▸ **WHAT IS REQUIRED**: Please give the data below again in full, exactly as it stands.

▸ **DATASET RECORDS**:
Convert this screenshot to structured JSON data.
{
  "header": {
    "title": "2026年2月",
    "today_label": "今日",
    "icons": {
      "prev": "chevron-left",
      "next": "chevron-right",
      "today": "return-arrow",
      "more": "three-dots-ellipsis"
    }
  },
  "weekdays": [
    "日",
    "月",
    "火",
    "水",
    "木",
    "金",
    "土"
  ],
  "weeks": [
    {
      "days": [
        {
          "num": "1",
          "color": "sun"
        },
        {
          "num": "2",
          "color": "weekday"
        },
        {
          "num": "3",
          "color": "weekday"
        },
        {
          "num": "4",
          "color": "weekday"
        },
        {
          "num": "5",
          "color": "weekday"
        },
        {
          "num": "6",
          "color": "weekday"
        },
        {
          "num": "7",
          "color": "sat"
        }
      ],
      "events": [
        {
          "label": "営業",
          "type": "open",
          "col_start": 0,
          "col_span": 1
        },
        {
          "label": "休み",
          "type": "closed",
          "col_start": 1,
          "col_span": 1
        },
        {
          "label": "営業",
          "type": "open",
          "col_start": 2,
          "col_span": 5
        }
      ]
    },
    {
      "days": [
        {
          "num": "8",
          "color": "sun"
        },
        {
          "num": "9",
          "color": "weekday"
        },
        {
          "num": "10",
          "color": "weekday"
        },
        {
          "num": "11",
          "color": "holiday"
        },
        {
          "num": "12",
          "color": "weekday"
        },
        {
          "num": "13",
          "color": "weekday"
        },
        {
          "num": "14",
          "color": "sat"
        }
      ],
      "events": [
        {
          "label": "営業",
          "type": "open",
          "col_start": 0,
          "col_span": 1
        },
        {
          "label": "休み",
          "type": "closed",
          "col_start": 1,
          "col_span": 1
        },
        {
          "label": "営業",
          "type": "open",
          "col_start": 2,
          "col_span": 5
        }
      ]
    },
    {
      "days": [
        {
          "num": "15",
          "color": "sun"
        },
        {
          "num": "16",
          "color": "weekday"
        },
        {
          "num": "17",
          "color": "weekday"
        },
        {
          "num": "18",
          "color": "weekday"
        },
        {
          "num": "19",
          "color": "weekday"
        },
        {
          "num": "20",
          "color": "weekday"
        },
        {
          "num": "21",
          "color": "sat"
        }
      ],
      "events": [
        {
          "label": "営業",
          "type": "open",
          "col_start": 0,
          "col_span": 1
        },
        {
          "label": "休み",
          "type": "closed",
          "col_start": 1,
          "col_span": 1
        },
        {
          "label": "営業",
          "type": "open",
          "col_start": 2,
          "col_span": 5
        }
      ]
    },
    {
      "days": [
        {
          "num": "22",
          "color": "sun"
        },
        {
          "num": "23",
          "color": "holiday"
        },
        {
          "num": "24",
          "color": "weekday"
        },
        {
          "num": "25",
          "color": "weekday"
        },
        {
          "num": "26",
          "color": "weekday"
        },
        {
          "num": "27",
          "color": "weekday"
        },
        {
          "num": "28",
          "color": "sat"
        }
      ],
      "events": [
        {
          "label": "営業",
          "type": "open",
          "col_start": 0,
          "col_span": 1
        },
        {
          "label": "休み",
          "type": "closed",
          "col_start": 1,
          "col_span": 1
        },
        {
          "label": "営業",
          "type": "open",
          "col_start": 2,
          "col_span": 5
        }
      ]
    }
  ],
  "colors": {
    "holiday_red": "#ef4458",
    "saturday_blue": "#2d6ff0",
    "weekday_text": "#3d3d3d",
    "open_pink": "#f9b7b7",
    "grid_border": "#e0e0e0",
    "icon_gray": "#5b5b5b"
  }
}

▸ **COMPLETED EXERCISE**:
Convert this screenshot to structured JSON data.
{
  "header": {
    "title": "2026年2月",
    "today_label": "今日",
    "icons": {
      "prev": "chevron-left",
      "next": "chevron-right",
      "today": "return-arrow",
      "more": "three-dots-ellipsis"
    }
  },
  "weekdays": [
    "日",
    "月",
    "火",
    "水",
    "木",
    "金",
    "土"
  ],
  "weeks": [
    {
      "days": [
        {
          "num": "1",
          "color": "sun"
        },
        {
          "num": "2",
          "color": "weekday"
        },
        {
          "num": "3",
          "color": "weekday"
        },
        {
          "num": "4",
          "color": "weekday"
        },
        {
          "num": "5",
          "color": "weekday"
        },
        {
          "num": "6",
          "color": "weekday"
        },
        {
          "num": "7",
          "color": "sat"
        }
      ],
      "events": [
        {
          "label": "営業",
          "type": "open",
          "col_start": 0,
          "col_span": 1
        },
        {
          "label": "休み",
          "type": "closed",
          "col_start": 1,
          "col_span": 1
        },
        {
          "label": "営業",
          "type": "open",
          "col_start": 2,
          "col_span": 5
        }
      ]
    },
    {
      "days": [
        {
          "num": "8",
          "color": "sun"
        },
        {
          "num": "9",
          "color": "weekday"
        },
        {
          "num": "10",
          "color": "weekday"
        },
        {
          "num": "11",
          "color": "holiday"
        },
        {
          "num": "12",
          "color": "weekday"
        },
        {
          "num": "13",
          "color": "weekday"
        },
        {
          "num": "14",
          "color": "sat"
        }
      ],
      "events": [
        {
          "label": "営業",
          "type": "open",
          "col_start": 0,
          "col_span": 1
        },
        {
          "label": "休み",
          "type": "closed",
          "col_start": 1,
          "col_span": 1
        },
        {
          "label": "営業",
          "type": "open",
          "col_start": 2,
          "col_span": 5
        }
      ]
    },
    {
      "days": [
        {
          "num": "15",
          "color": "sun"
        },
        {
          "num": "16",
          "color": "weekday"
        },
        {
          "num": "17",
          "color": "weekday"
        },
        {
          "num": "18",
          "color": "weekday"
        },
        {
          "num": "19",
          "color": "weekday"
        },
        {
          "num": "20",
          "color": "weekday"
        },
        {
          "num": "21",
          "color": "sat"
        }
      ],
      "events": [
        {
          "label": "営業",
          "type": "open",
          "col_start": 0,
          "col_span": 1
        },
        {
          "label": "休み",
          "type": "closed",
          "col_start": 1,
          "col_span": 1
        },
        {
          "label": "営業",
          "type": "open",
          "col_start": 2,
          "col_span": 5
        }
      ]
    },
    {
      "days": [
        {
          "num": "22",
          "color": "sun"
        },
        {
          "num": "23",
          "color": "holiday"
        },
        {
          "num": "24",
          "color": "weekday"
        },
        {
          "num": "25",
          "color": "weekday"
        },
        {
          "num": "26",
          "color": "weekday"
        },
        {
          "num": "27",
          "color": "weekday"
        },
        {
          "num": "28",
          "color": "sat"
        }
      ],
      "events": [
        {
          "label": "営業",
          "type": "open",
          "col_start": 0,
          "col_span": 1
        },
        {
          "label": "休み",
          "type": "closed",
          "col_start": 1,
          "col_span": 1
        },
        {
          "label": "営業",
          "type": "open",
          "col_start": 2,
          "col_span": 5
        }
      ]
    }
  ],
  "colors": {
    "holiday_red": "#ef4458",
    "saturday_blue": "#2d6ff0",
    "weekday_text": "#3d3d3d",
    "open_pink": "#f9b7b7",
    "grid_border": "#e0e0e0",
    "icon_gray": "#5b5b5b"
  }
}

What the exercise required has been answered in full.